» **TEXT**
------------
Rove Becomes the Only U.S. Transfer Partner to SAS EuroBonus — With Live Award Search and a 20% Bonus Through April 8

I’m impressed: Rove Miles has added another transfer partner. They’re adding airlines quickly, with SAS EuroBonus now on board as a 1:1 transfer partner and with live award availability searches integrated into their site. They’re also offering a 20% tansfer bonus through April 8, 2026. Transfers are reportedly instant.

As many folks discovered when SAS ran their ‘million mile challenge’ to promote leaving Star Alliance for SkyTeam, they have an interesting if quirky program. You can redeem business clas between the U.S. and Europe for 60,000 miles each way with no fuel surcharges.

Rove now lets you spend points directly on travel or transfer to these partners:

  • Star Alliance: Air India, Lufthnasa, THAI, Turkish

  • oneworld: Cathay Pacific, Finnair, Qatar, Japan Airlines

  • SkyTeam: Aeromexico, Air France KLM, Vietnam Airlines, Scandinavian

  • Non-alliance: Etihad, Hainan Airlines

  • Hotel: Accor

The recent additions of Lufthansa and JAL, the program has been getting more valuable. As this point they’re the only one with Lufthansa as a transfer partner, and Lufthansa Miles & More has much better premium class availability for its own members than partners (and opens up the possibility of Lufthansa first class redemptions more than a few days prior to flight). JAL offers better award space for their own members and deals on Air France and Emirates redemptions, too.
------------
» **DATA EXTRACT**
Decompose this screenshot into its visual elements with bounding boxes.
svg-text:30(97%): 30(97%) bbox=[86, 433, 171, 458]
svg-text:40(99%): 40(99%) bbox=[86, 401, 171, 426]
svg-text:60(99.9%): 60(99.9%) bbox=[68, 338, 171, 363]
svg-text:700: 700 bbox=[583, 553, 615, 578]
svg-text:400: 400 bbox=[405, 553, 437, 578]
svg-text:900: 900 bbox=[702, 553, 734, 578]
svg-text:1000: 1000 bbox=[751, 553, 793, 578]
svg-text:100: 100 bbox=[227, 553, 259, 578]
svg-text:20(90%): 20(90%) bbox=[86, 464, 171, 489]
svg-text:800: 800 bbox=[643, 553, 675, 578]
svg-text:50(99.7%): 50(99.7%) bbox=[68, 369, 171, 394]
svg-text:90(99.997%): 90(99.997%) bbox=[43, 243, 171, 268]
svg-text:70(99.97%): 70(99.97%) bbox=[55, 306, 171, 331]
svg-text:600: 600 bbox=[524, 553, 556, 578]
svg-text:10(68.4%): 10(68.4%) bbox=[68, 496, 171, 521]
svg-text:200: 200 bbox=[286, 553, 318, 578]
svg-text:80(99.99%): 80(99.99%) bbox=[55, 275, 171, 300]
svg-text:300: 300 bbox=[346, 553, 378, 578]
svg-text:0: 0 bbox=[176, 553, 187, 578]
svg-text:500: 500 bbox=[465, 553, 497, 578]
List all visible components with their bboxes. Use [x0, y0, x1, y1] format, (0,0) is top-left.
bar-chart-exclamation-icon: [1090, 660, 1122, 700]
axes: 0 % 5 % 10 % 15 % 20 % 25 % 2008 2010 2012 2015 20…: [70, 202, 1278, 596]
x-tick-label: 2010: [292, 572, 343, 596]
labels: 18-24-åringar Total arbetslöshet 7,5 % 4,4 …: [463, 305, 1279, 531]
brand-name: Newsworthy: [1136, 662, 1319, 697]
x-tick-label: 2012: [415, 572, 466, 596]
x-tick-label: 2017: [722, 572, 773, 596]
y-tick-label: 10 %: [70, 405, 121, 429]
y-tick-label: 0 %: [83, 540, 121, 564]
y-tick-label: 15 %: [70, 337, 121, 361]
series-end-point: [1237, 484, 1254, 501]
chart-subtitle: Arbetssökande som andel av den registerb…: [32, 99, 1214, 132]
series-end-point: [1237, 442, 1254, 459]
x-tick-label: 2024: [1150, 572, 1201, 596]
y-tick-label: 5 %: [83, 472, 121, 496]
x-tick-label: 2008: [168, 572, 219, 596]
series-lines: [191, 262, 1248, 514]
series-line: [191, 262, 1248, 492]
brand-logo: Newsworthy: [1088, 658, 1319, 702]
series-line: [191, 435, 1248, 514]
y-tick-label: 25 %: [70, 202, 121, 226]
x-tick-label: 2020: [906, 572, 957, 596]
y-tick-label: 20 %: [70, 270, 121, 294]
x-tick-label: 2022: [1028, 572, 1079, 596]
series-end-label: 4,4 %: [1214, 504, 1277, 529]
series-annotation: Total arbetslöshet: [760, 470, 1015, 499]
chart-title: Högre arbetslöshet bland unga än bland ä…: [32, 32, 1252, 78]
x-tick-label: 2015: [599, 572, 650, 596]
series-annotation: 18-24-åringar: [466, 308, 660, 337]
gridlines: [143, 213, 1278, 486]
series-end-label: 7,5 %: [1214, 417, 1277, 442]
------------
» **QUESTIONS ON THE MATERIAL**
1. Rename "SAS" as "Scandinavian Airlines" in the passage of the Rove post starting at "As many folks" and ending at "no fuel surcharges.", and give that passage again with the change.
2. According to the Rove post, why does having Lufthansa as a transfer partner add value? Answer in one to three sentences.
3. List every oneworld airline that the Rove post names as a transfer partner.

» **SOLUTIONS BY TASK**
1.
As many folks discovered when Scandinavian Airlines ran their ‘million mile challenge’ to promote leaving Star Alliance for SkyTeam, they have an interesting if quirky program. You can redeem business clas between the U.S. and Europe for 60,000 miles each way with no fuel surcharges.

2. Lufthansa Miles & More has much better premium class availability for its own members than for partners. It also opens up the possibility of booking Lufthansa first class more than a few days before the flight.

3. Cathay Pacific, Finnair, Qatar, Japan Airlines